### What is needed:
For each statement, answer yes or no to whether it agrees with the text about the Swindon college, and quote the words from the text that decide it. (a) The water tower on the site dates from about 1845. (b) The January 2017 inspection took place while the deputy principal was leading the college. (c) The 2020 inspection rated leadership and management as 'requires improvement'.

### Selected excerpt:
#####
The campus is on the northwestern edge of Swindon Railway Village, built in the 1840s for workers at the Great Western Railway's Swindon Works. The college is partly newly built and partly in a single-storey building of c. 1845 which was formerly part of the GWR School. Also on the site is a preserved cast iron water tower of 1870, which served the Works.

The college has capacity for 600 pupils.

==History==
The college opened in September 2014, and was formally opened by the then Prince Andrew in December of that year.

An Ofsted inspection in January 2017 rated the UTC as 'inadequate' in almost every area. At that time the college was being led by the deputy principal, and had an enrolment of 153. Later that year Joanne Harper, principal of UTC Reading, was appointed executive principal and the UTC came under the sponsorship of Activate Learning Education Trust.

The college's most recent Ofsted inspection was in 2020, with an overall judgement of 'requires improvement'. Leadership and management were rated 'good' but the quality of education was judged not yet good enough.

==Academics==
Students enter either at the start of Key Stage 4, in year 10, or at the start of Key Stage 5, the sixth form. Every student has an entitlement to work experience.

Key Stage 4 students follow a core curriculum of GCSE English, Mathematics and Science, together with specialist study of engineering and cyber security, and further optional subjects.

At Key Stage 5, the college offers a choice of A-levels and BTECs in a variety of subjects, including a Level 3 extended diploma in Engineering.
#####
### Listed entries:
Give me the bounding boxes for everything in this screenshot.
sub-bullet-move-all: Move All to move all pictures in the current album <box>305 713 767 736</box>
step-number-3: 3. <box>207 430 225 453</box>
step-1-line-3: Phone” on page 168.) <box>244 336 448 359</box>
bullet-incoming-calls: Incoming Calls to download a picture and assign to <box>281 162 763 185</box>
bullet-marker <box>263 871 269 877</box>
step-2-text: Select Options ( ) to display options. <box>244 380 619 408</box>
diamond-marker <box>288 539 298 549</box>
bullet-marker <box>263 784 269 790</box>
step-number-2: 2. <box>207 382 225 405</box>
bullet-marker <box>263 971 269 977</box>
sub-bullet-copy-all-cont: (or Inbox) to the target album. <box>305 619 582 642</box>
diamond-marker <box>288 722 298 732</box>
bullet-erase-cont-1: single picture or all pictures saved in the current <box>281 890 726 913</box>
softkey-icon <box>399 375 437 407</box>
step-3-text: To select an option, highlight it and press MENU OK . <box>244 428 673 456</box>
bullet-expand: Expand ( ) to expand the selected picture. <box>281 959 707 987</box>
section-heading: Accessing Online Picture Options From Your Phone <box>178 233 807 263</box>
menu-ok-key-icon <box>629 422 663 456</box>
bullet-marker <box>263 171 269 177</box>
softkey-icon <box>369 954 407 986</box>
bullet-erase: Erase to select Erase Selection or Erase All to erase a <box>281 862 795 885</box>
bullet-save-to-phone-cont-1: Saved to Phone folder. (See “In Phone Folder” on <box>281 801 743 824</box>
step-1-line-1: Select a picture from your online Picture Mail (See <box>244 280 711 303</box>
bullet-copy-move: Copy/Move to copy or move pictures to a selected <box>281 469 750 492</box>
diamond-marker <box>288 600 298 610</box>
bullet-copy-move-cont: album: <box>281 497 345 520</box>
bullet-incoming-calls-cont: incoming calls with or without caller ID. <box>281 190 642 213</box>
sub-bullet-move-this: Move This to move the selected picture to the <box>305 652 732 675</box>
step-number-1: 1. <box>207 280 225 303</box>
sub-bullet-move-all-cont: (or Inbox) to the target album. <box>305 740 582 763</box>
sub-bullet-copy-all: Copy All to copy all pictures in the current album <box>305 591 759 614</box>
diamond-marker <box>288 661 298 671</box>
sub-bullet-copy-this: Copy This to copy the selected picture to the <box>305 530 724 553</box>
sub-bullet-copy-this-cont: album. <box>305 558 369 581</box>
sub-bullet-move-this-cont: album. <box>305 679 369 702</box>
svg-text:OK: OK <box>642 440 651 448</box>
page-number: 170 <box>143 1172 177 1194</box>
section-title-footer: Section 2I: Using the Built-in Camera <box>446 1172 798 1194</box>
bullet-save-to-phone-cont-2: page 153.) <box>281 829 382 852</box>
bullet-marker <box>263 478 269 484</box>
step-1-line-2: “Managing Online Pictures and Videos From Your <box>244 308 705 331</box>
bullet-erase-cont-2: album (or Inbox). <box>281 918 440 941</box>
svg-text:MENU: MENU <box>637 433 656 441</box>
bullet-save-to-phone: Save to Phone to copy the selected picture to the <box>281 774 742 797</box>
#####
### Written answer:
(a) No: "a preserved cast iron water tower of 1870"
(b) Yes: "At that time the college was being led by the deputy principal"
(c) No: "Leadership and management were rated 'good'"